- [WORK TO DO] Collect the lines of the entries where "Xoài" shows up.

- [TASK INPUT]
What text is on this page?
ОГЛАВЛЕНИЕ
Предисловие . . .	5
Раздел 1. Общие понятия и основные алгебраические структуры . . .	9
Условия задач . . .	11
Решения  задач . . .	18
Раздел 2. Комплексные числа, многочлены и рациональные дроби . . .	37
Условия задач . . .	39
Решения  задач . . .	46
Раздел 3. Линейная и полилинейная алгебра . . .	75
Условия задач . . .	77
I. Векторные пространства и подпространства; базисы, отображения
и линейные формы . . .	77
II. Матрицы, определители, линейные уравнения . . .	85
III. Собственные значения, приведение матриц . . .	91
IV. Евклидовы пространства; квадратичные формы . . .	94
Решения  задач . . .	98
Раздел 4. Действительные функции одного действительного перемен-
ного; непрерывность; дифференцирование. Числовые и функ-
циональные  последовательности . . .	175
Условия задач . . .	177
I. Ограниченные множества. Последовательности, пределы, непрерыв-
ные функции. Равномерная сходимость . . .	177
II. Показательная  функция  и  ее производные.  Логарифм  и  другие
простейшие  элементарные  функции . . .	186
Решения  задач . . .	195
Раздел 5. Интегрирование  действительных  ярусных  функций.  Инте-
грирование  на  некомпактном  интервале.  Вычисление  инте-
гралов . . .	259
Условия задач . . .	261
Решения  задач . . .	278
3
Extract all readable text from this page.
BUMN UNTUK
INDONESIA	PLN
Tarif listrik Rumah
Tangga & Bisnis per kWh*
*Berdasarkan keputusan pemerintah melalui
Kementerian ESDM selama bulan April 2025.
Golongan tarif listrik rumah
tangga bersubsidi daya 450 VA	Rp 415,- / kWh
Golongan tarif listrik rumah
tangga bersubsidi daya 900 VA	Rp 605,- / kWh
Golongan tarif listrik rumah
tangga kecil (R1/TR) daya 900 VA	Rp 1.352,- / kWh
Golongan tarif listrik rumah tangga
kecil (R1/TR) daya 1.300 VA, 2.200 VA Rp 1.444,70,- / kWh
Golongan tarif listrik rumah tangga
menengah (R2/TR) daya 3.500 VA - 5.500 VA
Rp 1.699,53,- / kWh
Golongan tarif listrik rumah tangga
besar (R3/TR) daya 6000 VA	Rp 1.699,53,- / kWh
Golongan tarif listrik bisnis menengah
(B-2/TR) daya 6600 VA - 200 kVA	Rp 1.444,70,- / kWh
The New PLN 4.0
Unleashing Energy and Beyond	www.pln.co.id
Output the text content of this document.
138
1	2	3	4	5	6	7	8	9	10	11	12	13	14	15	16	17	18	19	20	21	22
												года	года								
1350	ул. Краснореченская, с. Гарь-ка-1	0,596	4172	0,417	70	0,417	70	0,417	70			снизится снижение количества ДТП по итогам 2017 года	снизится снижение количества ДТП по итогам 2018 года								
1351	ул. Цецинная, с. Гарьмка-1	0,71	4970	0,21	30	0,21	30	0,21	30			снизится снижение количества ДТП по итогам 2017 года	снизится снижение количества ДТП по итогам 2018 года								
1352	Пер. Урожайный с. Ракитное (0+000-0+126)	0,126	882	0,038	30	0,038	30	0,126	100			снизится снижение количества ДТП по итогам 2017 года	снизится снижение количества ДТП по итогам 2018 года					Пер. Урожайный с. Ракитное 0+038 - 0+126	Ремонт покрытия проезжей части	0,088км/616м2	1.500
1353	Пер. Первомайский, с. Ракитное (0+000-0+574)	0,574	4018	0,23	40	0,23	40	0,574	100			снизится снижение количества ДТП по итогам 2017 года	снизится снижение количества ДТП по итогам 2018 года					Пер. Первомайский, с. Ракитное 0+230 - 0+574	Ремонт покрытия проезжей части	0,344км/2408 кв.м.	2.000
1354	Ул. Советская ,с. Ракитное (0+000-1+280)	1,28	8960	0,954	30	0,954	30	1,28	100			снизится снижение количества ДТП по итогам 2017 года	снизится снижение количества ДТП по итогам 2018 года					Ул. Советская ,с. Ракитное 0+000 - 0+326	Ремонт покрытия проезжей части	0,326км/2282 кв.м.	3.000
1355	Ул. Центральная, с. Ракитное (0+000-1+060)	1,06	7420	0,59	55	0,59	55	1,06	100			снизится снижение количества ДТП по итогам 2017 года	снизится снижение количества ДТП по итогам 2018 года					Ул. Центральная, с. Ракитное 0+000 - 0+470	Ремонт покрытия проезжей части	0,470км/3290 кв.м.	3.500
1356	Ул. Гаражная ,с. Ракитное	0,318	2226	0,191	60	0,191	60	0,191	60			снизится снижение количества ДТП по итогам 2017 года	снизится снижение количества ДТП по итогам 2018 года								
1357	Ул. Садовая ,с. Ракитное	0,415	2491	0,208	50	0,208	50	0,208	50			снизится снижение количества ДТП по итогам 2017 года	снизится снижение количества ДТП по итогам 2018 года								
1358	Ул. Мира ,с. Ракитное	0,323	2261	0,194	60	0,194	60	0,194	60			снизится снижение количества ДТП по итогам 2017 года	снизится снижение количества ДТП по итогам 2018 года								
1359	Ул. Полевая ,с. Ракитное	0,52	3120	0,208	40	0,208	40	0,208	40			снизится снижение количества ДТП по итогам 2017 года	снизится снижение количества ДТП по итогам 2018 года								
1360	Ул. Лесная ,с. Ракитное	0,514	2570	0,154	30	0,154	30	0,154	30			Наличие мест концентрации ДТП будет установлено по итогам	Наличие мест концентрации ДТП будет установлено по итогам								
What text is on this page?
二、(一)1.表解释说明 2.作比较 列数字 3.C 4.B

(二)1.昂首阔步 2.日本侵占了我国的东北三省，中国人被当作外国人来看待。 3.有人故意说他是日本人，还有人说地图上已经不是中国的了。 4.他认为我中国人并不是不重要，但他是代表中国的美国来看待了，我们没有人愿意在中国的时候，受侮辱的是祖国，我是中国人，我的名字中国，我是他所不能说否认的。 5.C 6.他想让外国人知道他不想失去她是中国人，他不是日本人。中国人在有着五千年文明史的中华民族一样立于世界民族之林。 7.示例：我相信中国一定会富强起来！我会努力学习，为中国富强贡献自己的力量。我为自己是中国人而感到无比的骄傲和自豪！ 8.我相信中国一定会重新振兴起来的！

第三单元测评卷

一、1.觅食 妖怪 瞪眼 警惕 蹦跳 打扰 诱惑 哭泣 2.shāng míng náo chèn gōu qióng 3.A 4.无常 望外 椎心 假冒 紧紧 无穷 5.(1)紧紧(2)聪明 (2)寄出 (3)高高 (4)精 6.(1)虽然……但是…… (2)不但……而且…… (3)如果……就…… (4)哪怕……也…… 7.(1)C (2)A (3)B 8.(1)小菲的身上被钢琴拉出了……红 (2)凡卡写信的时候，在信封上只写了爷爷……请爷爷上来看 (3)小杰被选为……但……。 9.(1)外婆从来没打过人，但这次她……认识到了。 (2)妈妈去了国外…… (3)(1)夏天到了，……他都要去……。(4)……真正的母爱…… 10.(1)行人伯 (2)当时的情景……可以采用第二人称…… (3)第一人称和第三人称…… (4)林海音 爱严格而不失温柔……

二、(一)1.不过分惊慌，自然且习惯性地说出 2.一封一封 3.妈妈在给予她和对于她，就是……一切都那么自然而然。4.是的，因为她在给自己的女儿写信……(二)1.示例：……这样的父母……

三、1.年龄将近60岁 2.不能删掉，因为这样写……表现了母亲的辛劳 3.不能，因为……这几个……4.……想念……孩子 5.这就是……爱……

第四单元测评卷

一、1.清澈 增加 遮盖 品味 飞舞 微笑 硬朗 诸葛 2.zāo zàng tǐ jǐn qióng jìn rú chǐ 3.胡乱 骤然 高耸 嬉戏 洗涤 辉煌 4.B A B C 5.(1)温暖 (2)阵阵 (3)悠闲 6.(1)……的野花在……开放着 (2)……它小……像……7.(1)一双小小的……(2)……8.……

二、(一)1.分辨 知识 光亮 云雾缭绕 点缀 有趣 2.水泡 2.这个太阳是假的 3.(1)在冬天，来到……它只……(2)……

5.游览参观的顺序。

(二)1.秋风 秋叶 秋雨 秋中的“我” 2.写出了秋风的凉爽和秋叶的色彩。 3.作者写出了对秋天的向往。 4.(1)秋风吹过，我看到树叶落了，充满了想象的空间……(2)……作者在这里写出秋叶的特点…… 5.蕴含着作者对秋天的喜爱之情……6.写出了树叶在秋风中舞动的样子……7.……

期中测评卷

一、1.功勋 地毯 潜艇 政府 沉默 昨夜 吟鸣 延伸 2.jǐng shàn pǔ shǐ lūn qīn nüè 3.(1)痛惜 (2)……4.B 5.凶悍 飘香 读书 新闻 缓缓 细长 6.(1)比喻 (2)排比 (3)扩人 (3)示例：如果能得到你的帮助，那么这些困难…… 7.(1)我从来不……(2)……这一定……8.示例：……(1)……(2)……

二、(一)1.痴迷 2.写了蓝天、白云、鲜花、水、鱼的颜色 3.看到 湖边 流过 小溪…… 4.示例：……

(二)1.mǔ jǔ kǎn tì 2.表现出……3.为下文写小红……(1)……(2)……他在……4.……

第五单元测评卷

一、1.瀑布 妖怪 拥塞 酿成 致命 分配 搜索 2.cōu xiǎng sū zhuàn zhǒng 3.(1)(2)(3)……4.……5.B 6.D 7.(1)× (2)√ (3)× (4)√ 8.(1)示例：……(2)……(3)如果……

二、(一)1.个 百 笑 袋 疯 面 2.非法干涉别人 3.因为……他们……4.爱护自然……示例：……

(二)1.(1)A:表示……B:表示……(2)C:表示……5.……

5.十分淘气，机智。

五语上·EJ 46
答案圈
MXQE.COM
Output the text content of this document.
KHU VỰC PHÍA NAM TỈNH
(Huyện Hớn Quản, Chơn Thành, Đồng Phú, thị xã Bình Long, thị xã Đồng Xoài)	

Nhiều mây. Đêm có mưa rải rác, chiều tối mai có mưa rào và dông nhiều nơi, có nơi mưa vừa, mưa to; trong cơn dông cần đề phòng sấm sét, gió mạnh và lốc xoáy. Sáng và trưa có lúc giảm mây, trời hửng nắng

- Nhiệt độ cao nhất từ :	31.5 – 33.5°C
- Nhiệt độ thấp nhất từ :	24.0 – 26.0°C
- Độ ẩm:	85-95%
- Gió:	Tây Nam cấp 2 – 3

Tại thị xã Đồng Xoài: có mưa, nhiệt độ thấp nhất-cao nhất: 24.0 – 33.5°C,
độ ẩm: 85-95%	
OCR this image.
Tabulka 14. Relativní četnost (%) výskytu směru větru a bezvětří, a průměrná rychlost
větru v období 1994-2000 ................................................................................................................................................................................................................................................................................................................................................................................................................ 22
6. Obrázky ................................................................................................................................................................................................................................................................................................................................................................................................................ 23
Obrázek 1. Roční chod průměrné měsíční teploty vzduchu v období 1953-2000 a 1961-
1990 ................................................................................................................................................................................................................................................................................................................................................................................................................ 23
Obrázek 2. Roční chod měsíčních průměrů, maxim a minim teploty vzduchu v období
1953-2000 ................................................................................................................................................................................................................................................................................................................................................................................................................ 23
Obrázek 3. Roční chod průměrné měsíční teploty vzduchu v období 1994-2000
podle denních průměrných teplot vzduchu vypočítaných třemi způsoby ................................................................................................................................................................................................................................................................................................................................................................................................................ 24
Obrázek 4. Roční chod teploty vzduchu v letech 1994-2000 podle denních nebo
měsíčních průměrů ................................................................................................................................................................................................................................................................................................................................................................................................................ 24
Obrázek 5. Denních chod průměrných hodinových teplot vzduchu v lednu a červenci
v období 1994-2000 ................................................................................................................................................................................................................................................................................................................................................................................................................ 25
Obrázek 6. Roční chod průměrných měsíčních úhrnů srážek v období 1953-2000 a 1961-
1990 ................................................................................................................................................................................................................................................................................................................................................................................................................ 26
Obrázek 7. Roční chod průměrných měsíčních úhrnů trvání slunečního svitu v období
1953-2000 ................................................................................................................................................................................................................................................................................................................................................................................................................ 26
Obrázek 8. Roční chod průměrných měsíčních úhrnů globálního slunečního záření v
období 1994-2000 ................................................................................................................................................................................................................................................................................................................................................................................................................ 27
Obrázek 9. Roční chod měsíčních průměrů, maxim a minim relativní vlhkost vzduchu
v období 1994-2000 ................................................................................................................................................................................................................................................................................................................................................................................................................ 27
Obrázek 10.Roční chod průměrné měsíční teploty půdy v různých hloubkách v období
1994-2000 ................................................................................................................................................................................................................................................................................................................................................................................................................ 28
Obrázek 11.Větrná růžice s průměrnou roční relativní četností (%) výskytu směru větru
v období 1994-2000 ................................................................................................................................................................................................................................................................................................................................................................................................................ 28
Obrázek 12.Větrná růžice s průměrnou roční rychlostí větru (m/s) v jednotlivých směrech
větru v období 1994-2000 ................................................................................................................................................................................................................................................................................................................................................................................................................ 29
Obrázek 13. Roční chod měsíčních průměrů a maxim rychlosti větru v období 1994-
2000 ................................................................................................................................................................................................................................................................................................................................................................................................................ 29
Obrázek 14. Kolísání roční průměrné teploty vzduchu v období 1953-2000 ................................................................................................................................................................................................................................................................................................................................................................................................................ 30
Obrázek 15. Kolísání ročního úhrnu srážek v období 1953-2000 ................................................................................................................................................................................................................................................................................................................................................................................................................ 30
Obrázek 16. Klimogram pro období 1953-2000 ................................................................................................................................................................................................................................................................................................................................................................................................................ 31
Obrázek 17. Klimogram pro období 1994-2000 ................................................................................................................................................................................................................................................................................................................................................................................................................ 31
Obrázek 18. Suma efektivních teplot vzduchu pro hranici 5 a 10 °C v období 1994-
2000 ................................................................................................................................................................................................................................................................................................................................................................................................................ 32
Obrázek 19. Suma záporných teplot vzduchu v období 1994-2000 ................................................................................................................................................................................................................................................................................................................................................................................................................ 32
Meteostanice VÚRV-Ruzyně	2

- [RESULT OF THE EXERCISE]
(Huyện Hớn Quản, Chơn Thành, Đồng Phú, thị xã Bình Long, thị xã Đồng Xoài)	
Tại thị xã Đồng Xoài: có mưa, nhiệt độ thấp nhất-cao nhất: 24.0 – 33.5°C,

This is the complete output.